<<<<
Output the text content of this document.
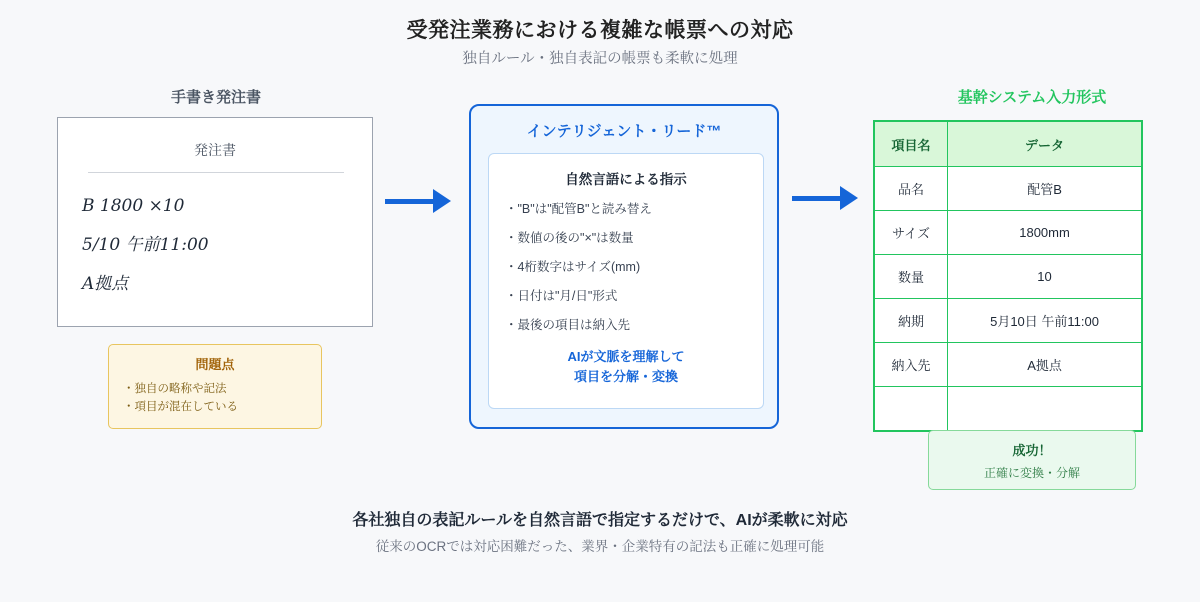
受発注業務における複雑な帳票への対応
独自ルール・独自表記の帳票も柔軟に処理
手書き発注書
発注書
B 1800 ×10
5/10 午前11:00
A拠点
問題点
・独自の略称や記法
・項目が混在している
インテリジェント・リード™
自然言語による指示
・"B"は"配管B"と読み替え
・数値の後の"×"は数量
・4桁数字はサイズ(mm)
・日付は"月/日"形式
・最後の項目は納入先
AIが文脈を理解して
項目を分解・変換
基幹システム入力形式
項目名	データ
品名	配管B
サイズ	1800mm
数量	10
納期	5月10日 午前11:00
納入先	A拠点

成功！
正確に変換・分解
各社独自の表記ルールを自然言語で指定するだけで、AIが柔軟に対応
従来のOCRでは対応困難だった、業界・企業特有の記法も正確に処理可能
>>>>
* OBJECTIVE
In the copy, include all records verbatim but no images.

* TASK SOLUTION
Output the text content of this document.
受発注業務における複雑な帳票への対応
独自ルール・独自表記の帳票も柔軟に処理
手書き発注書
発注書
B 1800 ×10
5/10 午前11:00
A拠点
問題点
・独自の略称や記法
・項目が混在している
インテリジェント・リード™
自然言語による指示
・"B"は"配管B"と読み替え
・数値の後の"×"は数量
・4桁数字はサイズ(mm)
・日付は"月/日"形式
・最後の項目は納入先
AIが文脈を理解して
項目を分解・変換
基幹システム入力形式
項目名	データ
品名	配管B
サイズ	1800mm
数量	10
納期	5月10日 午前11:00
納入先	A拠点

成功！
正確に変換・分解
各社独自の表記ルールを自然言語で指定するだけで、AIが柔軟に対応
従来のOCRでは対応困難だった、業界・企業特有の記法も正確に処理可能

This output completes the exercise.